— START RECORDS PROVIDED —

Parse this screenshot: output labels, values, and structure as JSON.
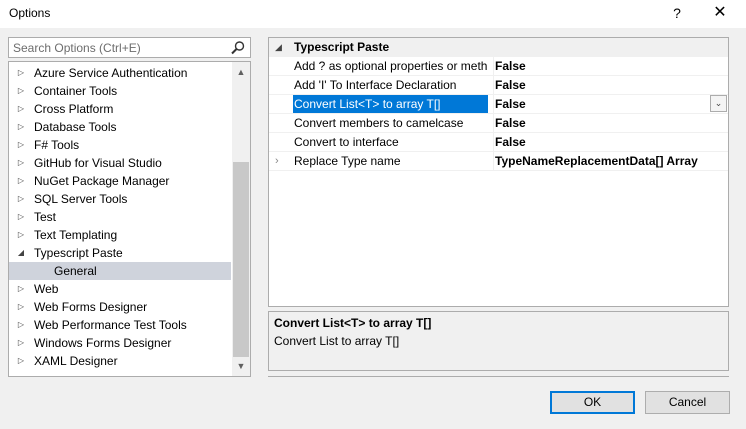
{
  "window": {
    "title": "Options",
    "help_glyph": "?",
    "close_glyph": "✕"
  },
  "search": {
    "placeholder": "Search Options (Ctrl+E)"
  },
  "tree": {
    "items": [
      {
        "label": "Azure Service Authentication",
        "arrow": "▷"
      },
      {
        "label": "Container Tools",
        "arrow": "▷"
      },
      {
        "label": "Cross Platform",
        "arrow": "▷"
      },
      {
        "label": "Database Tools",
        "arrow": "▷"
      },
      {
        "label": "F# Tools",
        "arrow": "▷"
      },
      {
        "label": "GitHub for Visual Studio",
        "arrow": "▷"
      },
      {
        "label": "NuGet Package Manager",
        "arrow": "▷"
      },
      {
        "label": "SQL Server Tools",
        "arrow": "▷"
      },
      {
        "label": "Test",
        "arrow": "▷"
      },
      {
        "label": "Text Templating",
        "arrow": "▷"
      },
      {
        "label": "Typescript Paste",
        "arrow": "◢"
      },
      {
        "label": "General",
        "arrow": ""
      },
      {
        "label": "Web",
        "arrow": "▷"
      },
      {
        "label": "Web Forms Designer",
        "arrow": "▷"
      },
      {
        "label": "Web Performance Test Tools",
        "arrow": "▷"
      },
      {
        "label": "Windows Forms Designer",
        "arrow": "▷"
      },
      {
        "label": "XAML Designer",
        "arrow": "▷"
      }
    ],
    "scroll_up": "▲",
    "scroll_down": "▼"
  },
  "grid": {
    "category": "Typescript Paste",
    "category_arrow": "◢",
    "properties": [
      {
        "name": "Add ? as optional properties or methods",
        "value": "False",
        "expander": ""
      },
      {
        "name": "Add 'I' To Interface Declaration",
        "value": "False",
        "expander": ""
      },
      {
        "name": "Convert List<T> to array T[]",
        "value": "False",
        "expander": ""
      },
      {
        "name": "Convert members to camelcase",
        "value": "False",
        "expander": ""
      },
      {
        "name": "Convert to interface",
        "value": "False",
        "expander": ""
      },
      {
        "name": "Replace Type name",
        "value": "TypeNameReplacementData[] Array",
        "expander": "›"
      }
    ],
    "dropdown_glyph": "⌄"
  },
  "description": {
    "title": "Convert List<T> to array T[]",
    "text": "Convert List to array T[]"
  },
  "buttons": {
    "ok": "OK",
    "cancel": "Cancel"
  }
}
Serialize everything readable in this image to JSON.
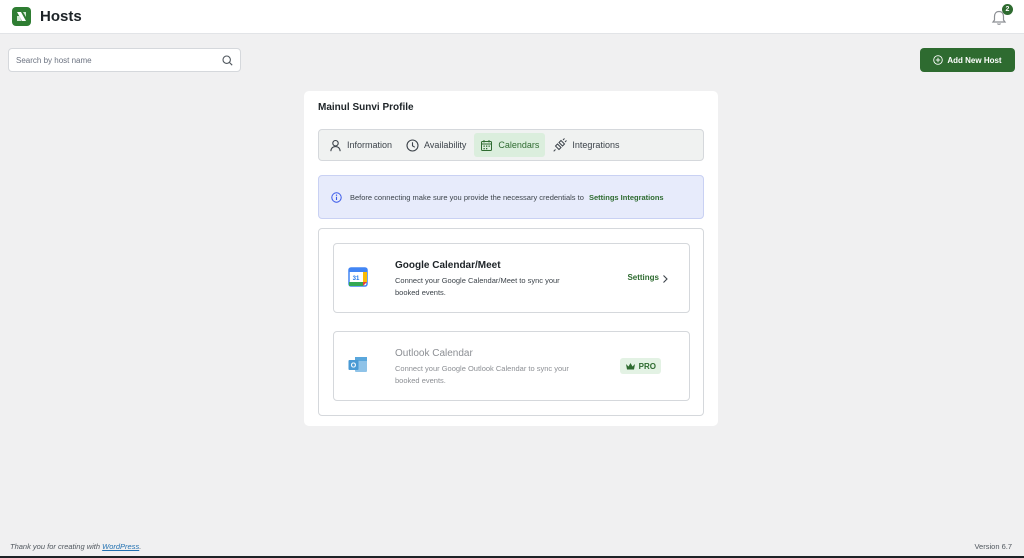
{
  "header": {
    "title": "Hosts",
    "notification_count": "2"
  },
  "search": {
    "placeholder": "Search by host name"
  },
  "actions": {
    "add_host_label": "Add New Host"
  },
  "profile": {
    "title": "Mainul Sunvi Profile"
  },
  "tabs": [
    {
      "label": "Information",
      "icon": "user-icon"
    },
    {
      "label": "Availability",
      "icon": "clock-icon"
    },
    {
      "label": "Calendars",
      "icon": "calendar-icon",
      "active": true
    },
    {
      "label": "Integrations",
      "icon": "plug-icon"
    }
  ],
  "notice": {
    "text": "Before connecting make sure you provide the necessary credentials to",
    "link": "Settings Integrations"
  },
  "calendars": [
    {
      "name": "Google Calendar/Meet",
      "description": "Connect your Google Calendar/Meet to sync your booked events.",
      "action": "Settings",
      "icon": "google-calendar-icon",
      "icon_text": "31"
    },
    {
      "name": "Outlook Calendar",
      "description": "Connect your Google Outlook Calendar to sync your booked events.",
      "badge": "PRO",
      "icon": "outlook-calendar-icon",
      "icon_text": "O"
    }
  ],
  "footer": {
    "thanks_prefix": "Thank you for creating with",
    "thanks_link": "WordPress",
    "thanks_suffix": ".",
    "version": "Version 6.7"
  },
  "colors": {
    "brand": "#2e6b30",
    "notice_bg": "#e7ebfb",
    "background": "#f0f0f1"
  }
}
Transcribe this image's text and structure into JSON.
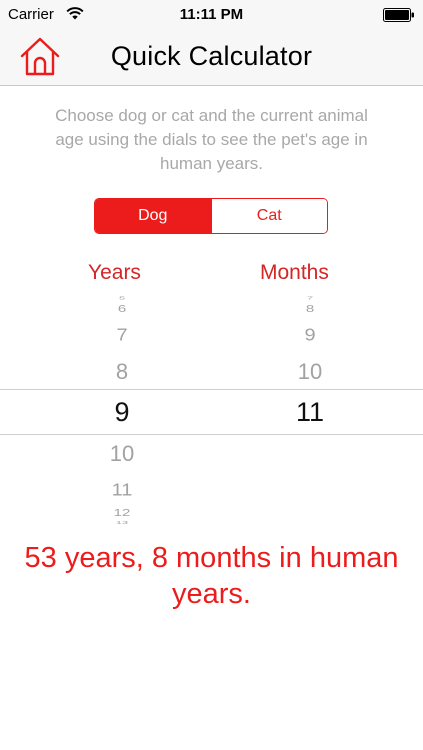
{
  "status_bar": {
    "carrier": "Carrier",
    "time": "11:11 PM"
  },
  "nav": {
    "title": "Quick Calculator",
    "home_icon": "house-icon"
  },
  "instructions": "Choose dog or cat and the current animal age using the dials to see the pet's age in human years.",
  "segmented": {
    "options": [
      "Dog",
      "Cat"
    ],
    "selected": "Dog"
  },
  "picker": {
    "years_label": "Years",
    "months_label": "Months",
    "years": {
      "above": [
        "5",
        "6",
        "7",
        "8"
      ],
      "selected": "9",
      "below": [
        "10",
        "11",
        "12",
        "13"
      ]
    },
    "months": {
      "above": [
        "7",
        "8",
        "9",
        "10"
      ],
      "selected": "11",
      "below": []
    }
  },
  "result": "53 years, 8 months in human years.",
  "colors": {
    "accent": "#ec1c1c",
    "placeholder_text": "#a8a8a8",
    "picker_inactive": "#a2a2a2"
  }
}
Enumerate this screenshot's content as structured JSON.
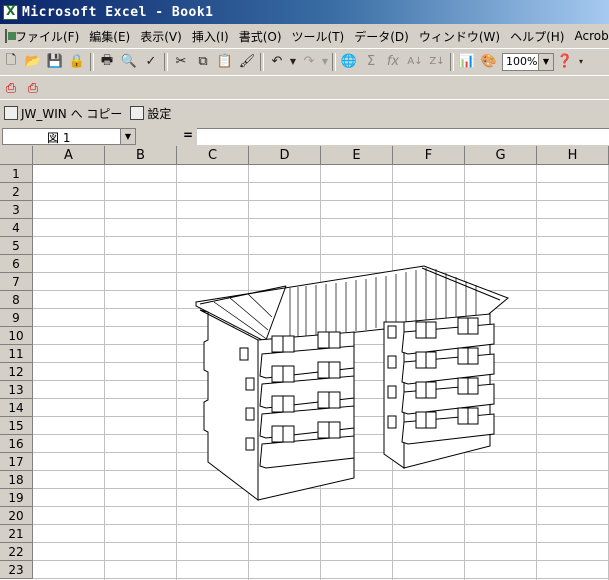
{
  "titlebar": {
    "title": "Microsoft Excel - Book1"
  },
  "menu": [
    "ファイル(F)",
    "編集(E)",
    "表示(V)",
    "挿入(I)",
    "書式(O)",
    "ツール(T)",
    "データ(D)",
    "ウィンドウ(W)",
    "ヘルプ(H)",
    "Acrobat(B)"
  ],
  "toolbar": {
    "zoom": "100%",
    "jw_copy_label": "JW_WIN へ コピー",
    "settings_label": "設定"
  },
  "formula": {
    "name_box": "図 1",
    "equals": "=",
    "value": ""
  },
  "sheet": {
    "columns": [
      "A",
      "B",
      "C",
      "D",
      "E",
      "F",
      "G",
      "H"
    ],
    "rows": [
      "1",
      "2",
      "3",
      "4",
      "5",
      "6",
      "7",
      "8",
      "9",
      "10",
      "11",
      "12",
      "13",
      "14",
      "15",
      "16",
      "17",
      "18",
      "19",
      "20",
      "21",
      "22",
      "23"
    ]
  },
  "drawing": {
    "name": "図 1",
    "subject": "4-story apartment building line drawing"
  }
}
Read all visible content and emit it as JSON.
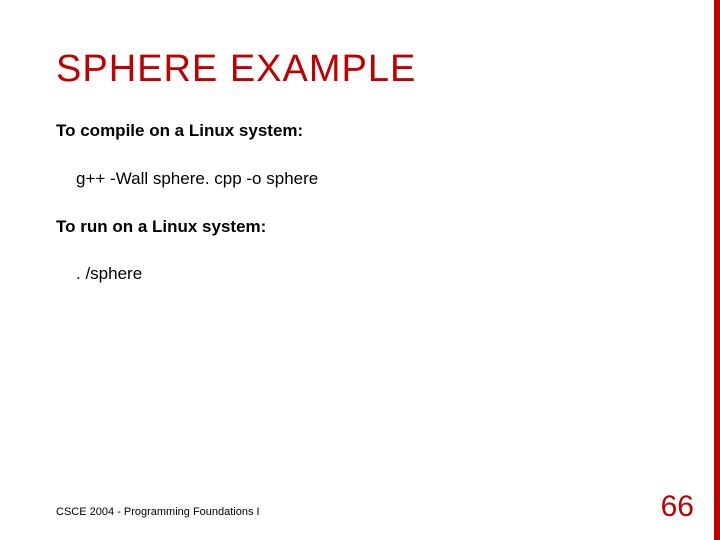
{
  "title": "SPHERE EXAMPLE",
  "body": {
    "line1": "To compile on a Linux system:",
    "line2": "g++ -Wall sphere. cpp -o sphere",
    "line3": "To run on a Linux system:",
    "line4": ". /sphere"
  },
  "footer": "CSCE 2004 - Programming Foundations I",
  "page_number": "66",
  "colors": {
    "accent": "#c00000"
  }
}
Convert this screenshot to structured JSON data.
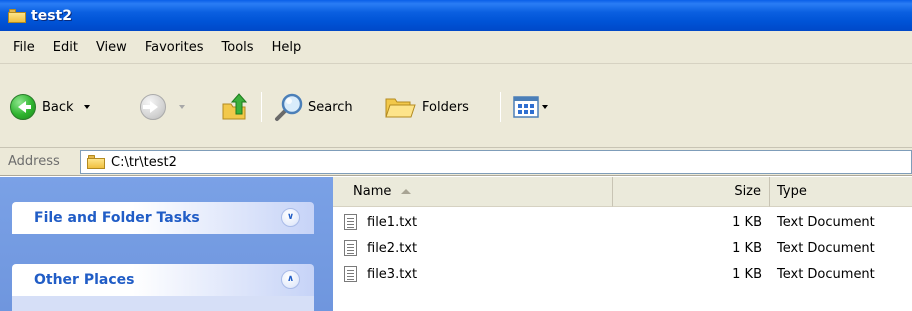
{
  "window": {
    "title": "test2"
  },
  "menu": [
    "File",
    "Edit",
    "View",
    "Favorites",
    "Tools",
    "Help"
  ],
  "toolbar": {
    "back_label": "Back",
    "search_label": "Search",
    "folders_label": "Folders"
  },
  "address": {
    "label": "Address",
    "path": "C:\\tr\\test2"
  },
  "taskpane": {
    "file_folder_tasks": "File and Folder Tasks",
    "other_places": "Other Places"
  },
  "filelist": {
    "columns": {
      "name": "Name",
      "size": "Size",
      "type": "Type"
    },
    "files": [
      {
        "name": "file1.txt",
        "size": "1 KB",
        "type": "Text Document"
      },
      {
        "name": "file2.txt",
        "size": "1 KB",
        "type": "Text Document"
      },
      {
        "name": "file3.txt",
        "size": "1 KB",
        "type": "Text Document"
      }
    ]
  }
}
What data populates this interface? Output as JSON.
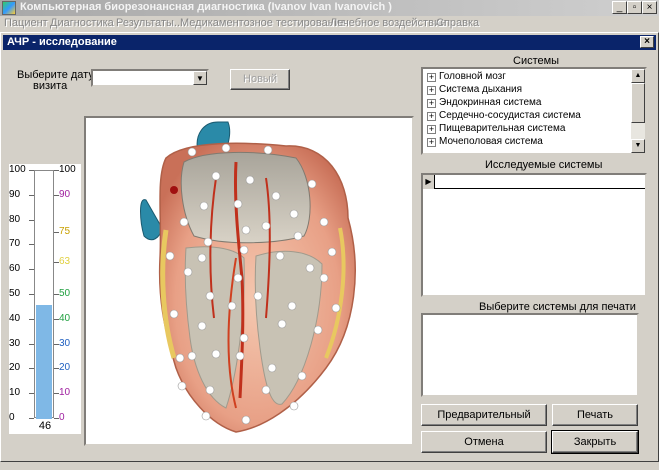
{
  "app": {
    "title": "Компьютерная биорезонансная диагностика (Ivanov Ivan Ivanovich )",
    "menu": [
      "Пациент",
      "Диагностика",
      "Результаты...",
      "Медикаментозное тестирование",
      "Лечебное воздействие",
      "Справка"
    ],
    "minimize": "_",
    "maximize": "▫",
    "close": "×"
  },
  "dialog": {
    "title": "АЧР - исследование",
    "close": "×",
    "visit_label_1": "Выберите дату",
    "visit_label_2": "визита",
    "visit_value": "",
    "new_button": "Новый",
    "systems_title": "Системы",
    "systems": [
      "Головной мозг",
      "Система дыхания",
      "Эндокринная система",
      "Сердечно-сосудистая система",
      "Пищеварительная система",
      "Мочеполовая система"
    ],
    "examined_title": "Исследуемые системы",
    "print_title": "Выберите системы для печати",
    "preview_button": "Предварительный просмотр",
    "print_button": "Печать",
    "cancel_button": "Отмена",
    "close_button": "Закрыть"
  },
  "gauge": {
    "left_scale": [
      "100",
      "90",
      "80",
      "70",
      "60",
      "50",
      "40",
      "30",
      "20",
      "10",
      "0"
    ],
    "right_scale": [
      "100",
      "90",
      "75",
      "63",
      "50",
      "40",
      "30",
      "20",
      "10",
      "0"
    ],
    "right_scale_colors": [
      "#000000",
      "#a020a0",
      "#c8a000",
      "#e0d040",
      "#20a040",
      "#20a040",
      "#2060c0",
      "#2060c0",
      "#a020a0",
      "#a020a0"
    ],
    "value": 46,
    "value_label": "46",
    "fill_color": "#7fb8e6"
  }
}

— END RECORDS PROVIDED —

> [TASK DIRECTIONS]:
Extract every line above that contains the word "sync".

> [RESPONSE TO THE EXERCISE]:
      "description": "Connect your Google Calendar/Meet to sync your booked events.",
      "description": "Connect your Google Outlook Calendar to sync your booked events.",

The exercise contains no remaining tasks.